(Stored records)
**********

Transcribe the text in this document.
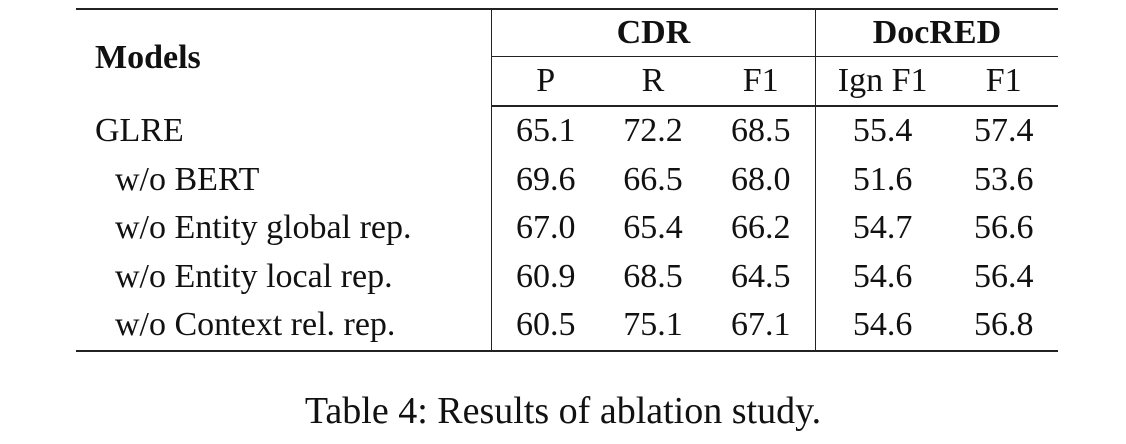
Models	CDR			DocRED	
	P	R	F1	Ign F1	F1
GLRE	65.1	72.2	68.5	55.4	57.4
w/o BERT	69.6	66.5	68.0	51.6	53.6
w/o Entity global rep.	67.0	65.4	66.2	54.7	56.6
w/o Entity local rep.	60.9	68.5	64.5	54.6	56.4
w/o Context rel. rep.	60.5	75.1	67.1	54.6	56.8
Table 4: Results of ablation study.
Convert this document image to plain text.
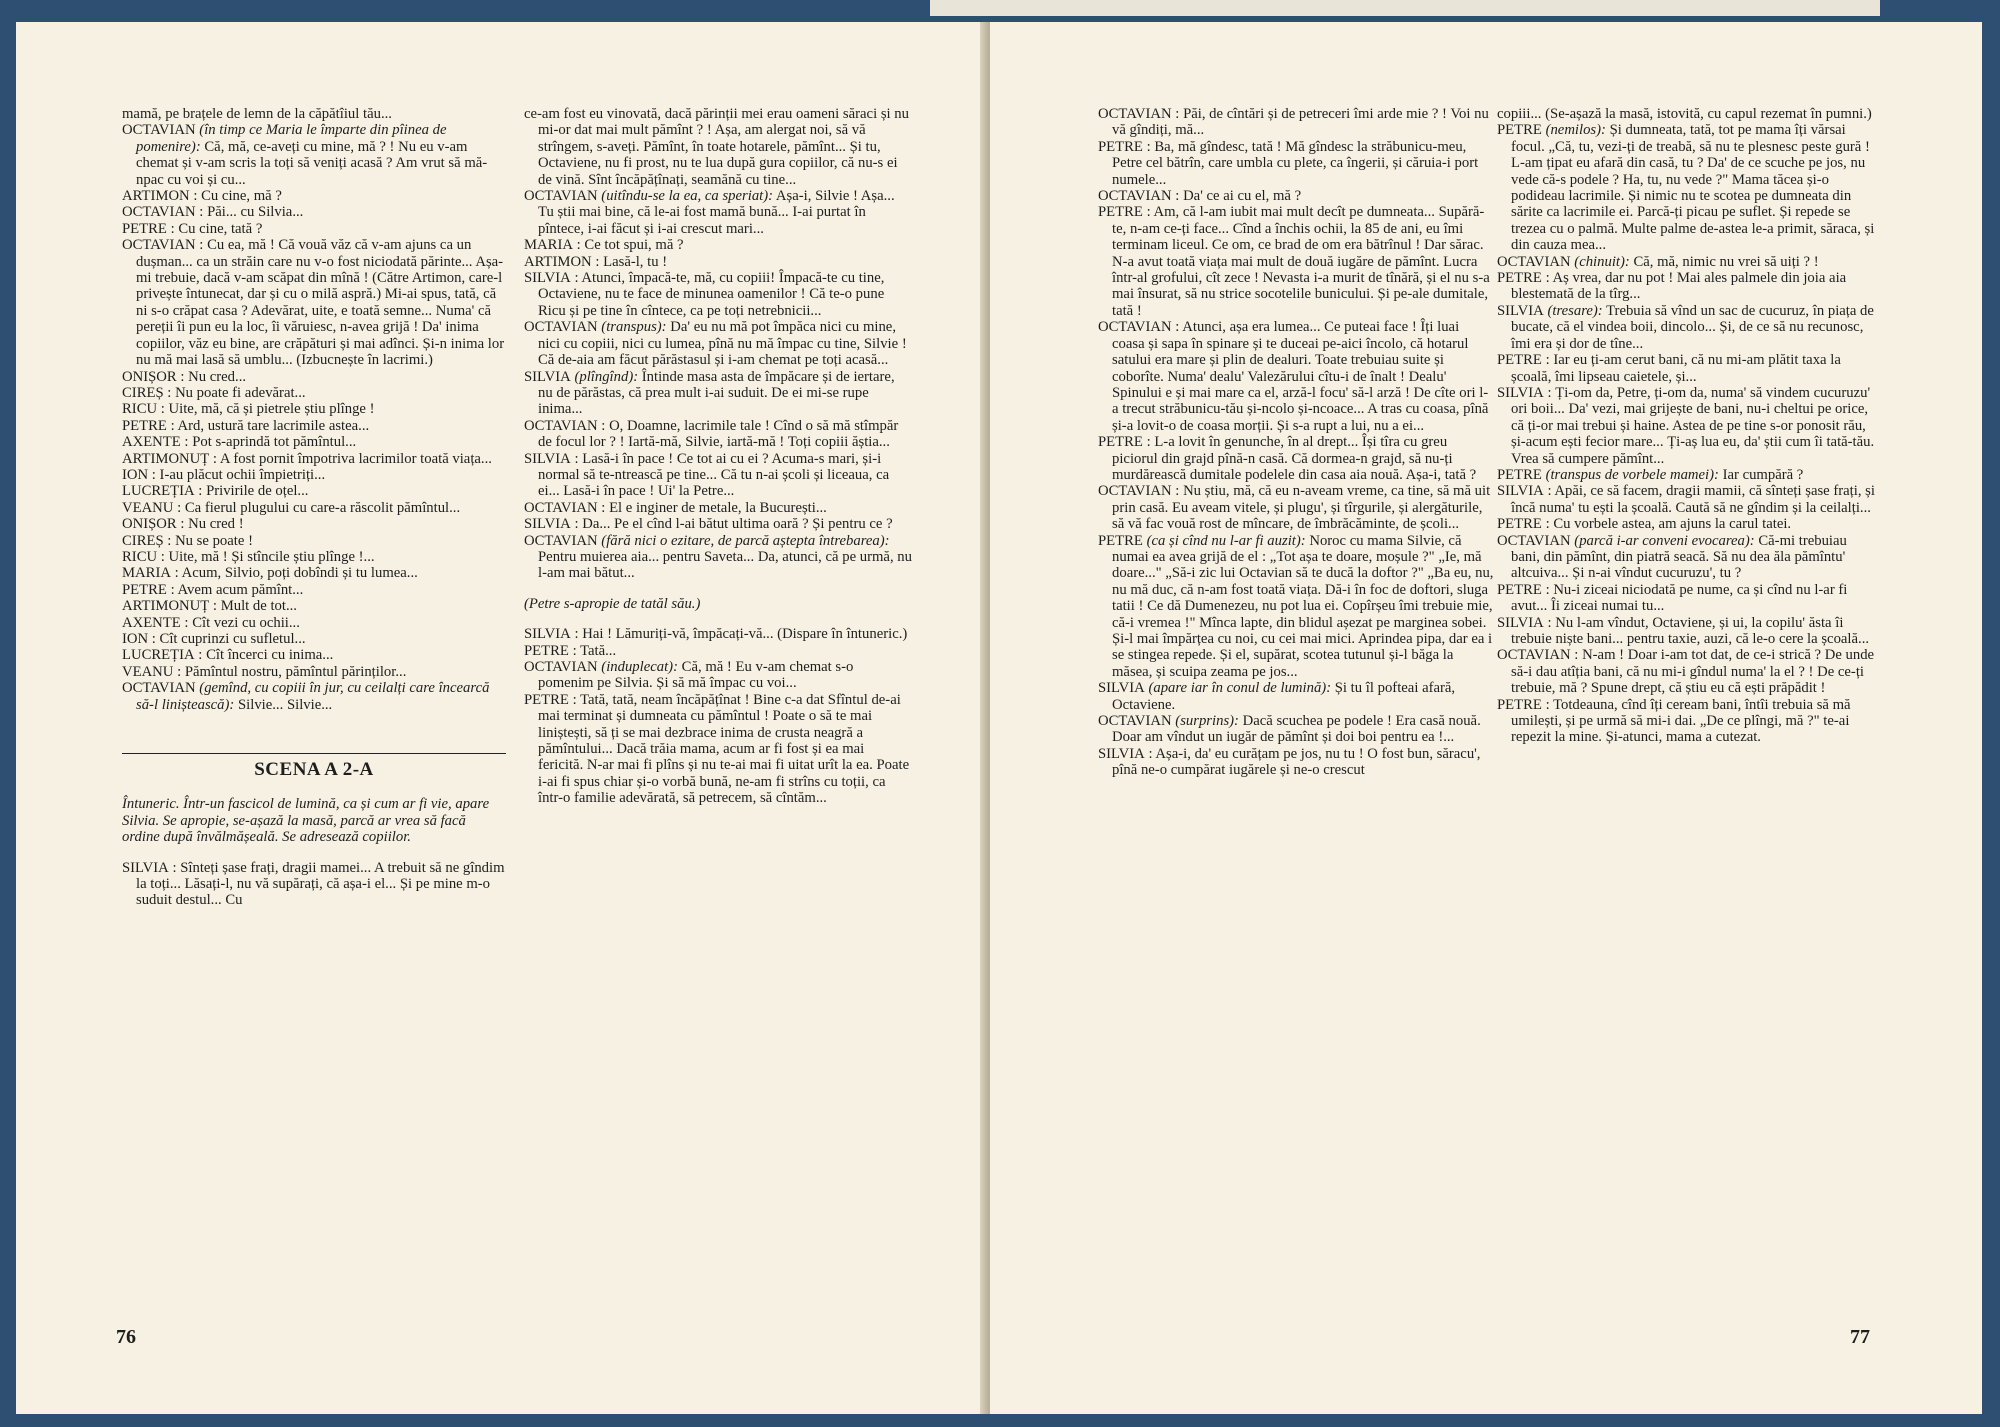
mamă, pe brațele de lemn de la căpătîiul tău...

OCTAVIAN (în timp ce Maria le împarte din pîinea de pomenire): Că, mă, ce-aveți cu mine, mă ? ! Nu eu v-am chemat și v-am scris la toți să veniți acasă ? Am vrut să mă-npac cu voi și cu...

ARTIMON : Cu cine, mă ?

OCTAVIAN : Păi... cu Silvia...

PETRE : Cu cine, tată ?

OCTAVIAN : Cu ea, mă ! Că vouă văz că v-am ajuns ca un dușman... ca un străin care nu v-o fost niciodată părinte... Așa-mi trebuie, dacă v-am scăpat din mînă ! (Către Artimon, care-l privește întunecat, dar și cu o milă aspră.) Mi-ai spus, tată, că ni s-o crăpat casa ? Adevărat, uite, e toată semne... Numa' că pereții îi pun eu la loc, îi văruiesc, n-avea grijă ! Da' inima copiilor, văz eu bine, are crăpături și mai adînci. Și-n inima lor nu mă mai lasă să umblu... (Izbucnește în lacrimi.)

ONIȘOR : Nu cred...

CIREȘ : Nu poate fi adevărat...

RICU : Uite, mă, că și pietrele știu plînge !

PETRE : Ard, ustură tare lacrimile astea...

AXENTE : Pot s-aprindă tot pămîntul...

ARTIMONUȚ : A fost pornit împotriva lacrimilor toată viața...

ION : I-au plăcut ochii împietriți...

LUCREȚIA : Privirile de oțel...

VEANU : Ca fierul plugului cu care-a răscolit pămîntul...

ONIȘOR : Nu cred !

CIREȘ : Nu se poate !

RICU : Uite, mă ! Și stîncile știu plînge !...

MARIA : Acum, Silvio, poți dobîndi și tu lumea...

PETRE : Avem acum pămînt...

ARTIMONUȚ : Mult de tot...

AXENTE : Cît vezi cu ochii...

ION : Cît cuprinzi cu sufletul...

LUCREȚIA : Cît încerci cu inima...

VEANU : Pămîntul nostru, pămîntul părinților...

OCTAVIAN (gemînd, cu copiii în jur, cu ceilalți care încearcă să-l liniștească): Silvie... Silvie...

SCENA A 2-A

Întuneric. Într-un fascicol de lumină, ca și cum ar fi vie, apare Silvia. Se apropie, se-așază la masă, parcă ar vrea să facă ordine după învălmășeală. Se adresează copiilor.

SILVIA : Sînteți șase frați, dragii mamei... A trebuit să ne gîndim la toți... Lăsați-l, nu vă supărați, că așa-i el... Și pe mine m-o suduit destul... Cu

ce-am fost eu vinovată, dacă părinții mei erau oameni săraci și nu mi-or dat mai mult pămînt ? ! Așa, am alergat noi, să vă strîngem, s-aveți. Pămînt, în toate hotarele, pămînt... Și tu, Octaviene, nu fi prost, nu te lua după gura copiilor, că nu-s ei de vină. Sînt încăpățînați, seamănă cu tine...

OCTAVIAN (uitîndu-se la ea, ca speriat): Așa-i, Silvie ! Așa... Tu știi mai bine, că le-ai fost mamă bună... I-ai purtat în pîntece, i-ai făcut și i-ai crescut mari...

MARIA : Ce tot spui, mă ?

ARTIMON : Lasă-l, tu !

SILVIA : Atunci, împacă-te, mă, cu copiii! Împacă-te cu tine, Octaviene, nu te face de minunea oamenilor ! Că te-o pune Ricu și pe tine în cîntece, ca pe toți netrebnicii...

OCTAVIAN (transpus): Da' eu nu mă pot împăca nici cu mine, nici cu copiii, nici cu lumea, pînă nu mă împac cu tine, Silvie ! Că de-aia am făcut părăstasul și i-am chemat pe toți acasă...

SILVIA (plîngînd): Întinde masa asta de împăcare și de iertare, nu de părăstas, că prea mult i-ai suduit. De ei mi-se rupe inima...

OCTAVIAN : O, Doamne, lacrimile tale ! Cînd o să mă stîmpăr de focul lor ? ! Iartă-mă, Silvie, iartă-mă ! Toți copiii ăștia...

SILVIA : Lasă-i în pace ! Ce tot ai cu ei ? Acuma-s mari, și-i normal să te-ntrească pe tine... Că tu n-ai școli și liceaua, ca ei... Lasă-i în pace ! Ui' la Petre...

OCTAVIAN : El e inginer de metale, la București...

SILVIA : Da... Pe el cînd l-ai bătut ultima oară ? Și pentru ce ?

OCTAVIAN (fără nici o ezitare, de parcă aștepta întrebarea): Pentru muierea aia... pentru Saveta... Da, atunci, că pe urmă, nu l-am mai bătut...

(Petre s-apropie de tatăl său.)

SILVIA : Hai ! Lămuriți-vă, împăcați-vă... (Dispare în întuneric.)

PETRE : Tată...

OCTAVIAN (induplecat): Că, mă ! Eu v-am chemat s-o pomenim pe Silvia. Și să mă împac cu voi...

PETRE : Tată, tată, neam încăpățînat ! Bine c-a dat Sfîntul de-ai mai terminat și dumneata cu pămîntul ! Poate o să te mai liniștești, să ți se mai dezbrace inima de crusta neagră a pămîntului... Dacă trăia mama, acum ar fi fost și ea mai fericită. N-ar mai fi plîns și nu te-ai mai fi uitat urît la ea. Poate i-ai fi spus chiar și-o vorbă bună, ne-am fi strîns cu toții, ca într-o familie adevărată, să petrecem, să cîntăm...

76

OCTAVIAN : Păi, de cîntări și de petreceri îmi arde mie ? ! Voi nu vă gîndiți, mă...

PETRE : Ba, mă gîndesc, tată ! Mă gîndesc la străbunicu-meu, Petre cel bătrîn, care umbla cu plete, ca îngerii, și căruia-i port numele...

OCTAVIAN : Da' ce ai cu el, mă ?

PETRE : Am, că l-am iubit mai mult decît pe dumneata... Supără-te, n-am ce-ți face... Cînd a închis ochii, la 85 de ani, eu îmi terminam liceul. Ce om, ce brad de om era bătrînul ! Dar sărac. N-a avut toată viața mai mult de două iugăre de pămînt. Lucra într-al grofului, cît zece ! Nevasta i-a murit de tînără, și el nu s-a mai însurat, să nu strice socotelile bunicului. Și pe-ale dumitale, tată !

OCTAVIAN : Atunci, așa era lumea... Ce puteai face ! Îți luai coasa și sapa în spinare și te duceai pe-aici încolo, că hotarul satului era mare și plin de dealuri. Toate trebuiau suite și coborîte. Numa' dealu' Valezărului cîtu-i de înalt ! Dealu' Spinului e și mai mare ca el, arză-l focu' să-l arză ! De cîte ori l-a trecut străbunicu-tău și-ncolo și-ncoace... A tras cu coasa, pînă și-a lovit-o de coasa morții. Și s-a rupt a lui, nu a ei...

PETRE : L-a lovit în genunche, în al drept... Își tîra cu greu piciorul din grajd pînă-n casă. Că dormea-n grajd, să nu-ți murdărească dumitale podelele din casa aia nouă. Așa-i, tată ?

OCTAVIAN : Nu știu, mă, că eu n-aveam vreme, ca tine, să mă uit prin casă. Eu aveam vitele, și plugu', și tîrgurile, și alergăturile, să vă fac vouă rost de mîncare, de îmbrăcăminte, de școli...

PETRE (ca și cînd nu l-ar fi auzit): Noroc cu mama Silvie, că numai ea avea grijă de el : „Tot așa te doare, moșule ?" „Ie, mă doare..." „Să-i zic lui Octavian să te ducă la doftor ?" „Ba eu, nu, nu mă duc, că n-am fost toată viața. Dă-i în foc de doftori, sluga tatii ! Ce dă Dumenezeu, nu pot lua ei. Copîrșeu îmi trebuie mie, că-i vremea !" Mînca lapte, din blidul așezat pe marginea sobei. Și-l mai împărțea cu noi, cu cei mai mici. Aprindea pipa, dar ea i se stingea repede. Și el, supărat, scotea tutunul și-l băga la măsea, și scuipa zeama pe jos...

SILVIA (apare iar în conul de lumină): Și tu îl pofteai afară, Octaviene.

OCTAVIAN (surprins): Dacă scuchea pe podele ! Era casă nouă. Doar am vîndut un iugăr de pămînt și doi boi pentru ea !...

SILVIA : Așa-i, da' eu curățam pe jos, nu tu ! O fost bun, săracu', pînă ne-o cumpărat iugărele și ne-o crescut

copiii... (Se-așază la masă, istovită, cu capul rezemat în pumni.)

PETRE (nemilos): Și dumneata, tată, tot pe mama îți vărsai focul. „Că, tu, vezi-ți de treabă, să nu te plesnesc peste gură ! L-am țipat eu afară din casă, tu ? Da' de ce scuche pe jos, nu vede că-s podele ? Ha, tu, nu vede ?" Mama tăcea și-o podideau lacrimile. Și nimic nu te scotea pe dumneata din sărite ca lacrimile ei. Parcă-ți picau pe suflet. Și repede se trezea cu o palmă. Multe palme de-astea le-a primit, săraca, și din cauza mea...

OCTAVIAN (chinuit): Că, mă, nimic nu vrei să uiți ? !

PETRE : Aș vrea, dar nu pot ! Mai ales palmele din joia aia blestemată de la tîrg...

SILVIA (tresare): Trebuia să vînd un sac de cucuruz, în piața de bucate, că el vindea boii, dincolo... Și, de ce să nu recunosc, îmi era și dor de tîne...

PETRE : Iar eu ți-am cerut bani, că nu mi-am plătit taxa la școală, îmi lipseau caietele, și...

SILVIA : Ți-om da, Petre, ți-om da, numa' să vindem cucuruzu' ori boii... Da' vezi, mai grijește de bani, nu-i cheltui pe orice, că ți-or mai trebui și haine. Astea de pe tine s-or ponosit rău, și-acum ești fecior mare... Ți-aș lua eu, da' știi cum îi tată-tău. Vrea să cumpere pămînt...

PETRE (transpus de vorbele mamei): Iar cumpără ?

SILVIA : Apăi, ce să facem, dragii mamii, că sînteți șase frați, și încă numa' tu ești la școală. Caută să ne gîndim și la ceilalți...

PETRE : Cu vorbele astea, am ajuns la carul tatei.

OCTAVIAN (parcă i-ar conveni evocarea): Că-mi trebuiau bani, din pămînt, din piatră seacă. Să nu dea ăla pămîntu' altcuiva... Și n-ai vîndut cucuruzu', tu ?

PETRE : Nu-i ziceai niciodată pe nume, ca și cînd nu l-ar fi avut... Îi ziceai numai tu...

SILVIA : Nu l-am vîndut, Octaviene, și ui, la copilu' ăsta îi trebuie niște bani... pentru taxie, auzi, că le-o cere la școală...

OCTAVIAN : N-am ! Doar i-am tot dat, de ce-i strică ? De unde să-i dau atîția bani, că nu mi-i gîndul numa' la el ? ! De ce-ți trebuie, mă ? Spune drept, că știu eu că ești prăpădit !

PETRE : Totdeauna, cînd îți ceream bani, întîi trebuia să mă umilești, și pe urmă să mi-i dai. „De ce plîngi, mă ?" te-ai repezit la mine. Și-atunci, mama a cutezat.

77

**********

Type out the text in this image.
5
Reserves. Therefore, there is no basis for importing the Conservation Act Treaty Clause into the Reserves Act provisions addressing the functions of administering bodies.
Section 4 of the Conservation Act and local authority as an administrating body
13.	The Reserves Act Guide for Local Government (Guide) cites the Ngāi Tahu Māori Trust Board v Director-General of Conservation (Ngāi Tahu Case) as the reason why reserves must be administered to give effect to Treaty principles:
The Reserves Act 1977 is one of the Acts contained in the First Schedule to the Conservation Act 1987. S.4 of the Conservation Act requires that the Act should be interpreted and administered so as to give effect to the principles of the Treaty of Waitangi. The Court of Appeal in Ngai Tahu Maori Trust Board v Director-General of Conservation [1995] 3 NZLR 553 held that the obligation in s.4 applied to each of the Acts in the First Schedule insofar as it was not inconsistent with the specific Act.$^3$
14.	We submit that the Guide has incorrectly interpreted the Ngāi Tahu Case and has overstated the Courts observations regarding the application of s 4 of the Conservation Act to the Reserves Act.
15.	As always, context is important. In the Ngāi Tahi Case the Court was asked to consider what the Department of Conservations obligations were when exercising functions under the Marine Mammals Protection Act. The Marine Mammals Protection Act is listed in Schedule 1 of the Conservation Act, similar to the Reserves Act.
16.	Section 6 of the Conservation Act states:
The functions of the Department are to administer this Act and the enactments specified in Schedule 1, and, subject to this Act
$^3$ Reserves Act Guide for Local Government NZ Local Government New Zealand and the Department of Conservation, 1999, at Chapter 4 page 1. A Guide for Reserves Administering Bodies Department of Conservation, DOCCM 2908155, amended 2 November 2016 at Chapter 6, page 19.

**********

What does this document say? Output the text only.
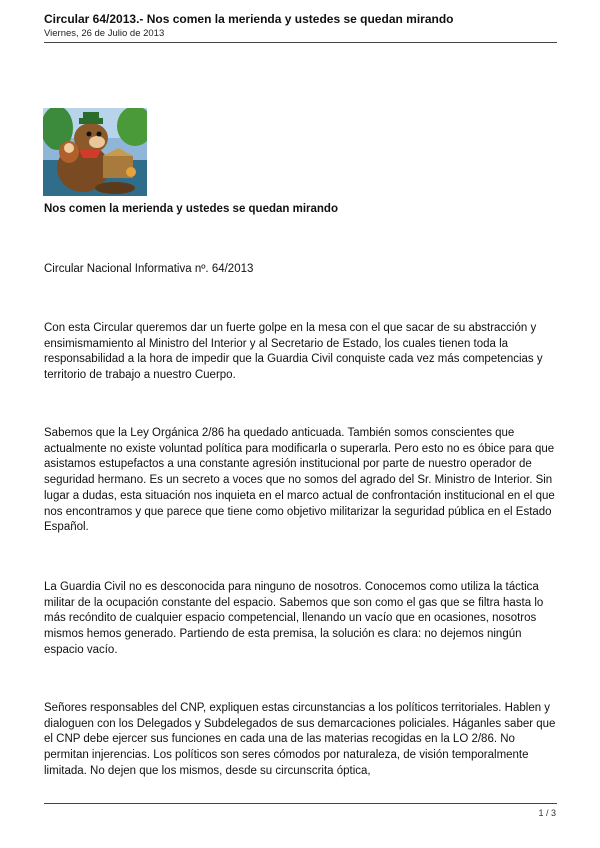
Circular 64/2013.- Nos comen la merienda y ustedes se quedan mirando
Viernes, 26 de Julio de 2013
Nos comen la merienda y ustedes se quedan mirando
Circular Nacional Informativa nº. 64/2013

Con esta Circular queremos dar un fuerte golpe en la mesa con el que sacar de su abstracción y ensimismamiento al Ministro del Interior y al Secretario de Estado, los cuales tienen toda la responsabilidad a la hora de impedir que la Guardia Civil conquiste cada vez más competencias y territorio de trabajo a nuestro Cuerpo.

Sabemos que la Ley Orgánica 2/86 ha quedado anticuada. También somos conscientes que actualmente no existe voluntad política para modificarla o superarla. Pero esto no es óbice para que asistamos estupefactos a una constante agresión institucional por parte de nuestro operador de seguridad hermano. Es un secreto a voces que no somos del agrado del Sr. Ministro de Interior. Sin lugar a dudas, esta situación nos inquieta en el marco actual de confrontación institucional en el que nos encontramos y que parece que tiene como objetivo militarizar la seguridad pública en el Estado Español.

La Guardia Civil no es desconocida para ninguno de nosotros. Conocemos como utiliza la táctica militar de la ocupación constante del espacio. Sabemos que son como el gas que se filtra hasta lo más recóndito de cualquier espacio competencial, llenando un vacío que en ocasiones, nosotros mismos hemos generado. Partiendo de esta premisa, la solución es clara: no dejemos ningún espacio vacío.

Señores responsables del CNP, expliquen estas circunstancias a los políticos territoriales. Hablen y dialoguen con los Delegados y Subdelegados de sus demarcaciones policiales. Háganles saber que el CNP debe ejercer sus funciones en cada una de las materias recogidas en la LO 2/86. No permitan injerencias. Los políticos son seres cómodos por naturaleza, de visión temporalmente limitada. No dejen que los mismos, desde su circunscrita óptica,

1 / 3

**********

Work to do - Look through the records and gather each line with the word "nimic".

Exercise result -
PETRE (nemilos): Și dumneata, tată, tot pe mama îți vărsai focul. „Că, tu, vezi-ți de treabă, să nu te plesnesc peste gură ! L-am țipat eu afară din casă, tu ? Da' de ce scuche pe jos, nu vede că-s podele ? Ha, tu, nu vede ?" Mama tăcea și-o podideau lacrimile. Și nimic nu te scotea pe dumneata din sărite ca lacrimile ei. Parcă-ți picau pe suflet. Și repede se trezea cu o palmă. Multe palme de-astea le-a primit, săraca, și din cauza mea...
OCTAVIAN (chinuit): Că, mă, nimic nu vrei să uiți ? !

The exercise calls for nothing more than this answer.